Stored items
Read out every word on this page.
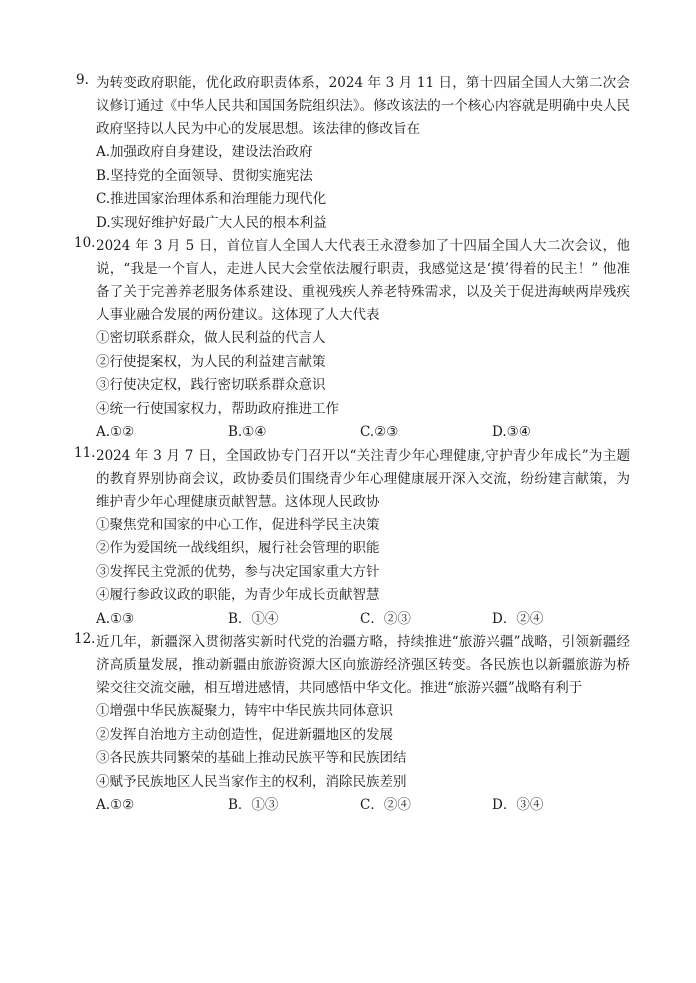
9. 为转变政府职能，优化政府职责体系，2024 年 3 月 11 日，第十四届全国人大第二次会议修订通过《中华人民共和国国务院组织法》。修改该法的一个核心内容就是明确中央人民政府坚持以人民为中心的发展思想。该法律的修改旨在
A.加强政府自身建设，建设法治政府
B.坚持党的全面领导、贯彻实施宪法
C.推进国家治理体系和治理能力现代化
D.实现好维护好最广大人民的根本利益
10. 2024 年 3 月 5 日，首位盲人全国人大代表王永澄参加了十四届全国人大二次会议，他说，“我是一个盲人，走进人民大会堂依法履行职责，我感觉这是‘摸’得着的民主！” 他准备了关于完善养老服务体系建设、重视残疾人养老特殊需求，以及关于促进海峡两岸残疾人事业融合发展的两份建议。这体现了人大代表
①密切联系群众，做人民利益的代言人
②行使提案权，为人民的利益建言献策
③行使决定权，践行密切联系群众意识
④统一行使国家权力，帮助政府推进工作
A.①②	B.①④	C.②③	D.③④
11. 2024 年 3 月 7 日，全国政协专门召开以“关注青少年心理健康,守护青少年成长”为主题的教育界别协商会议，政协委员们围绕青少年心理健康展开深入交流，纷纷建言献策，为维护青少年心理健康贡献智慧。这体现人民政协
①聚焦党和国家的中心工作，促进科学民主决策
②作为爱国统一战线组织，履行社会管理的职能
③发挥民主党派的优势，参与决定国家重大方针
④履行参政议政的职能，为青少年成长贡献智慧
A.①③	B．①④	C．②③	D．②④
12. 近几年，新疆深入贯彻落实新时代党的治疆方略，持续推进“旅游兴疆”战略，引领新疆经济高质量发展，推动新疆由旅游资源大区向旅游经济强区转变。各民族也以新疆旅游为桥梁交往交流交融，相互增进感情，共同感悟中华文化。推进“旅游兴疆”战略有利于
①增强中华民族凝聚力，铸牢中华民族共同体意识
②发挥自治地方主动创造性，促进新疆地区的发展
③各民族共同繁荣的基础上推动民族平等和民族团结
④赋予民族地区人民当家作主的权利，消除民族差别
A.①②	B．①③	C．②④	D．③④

» What to produce
Each line of the material must be retyped exactly, except that images are omitted.

» Solution for this problem
Read out every word on this page.
9. 为转变政府职能，优化政府职责体系，2024 年 3 月 11 日，第十四届全国人大第二次会议修订通过《中华人民共和国国务院组织法》。修改该法的一个核心内容就是明确中央人民政府坚持以人民为中心的发展思想。该法律的修改旨在
A.加强政府自身建设，建设法治政府
B.坚持党的全面领导、贯彻实施宪法
C.推进国家治理体系和治理能力现代化
D.实现好维护好最广大人民的根本利益
10. 2024 年 3 月 5 日，首位盲人全国人大代表王永澄参加了十四届全国人大二次会议，他说，“我是一个盲人，走进人民大会堂依法履行职责，我感觉这是‘摸’得着的民主！” 他准备了关于完善养老服务体系建设、重视残疾人养老特殊需求，以及关于促进海峡两岸残疾人事业融合发展的两份建议。这体现了人大代表
①密切联系群众，做人民利益的代言人
②行使提案权，为人民的利益建言献策
③行使决定权，践行密切联系群众意识
④统一行使国家权力，帮助政府推进工作
A.①②	B.①④	C.②③	D.③④
11. 2024 年 3 月 7 日，全国政协专门召开以“关注青少年心理健康,守护青少年成长”为主题的教育界别协商会议，政协委员们围绕青少年心理健康展开深入交流，纷纷建言献策，为维护青少年心理健康贡献智慧。这体现人民政协
①聚焦党和国家的中心工作，促进科学民主决策
②作为爱国统一战线组织，履行社会管理的职能
③发挥民主党派的优势，参与决定国家重大方针
④履行参政议政的职能，为青少年成长贡献智慧
A.①③	B．①④	C．②③	D．②④
12. 近几年，新疆深入贯彻落实新时代党的治疆方略，持续推进“旅游兴疆”战略，引领新疆经济高质量发展，推动新疆由旅游资源大区向旅游经济强区转变。各民族也以新疆旅游为桥梁交往交流交融，相互增进感情，共同感悟中华文化。推进“旅游兴疆”战略有利于
①增强中华民族凝聚力，铸牢中华民族共同体意识
②发挥自治地方主动创造性，促进新疆地区的发展
③各民族共同繁荣的基础上推动民族平等和民族团结
④赋予民族地区人民当家作主的权利，消除民族差别
A.①②	B．①③	C．②④	D．③④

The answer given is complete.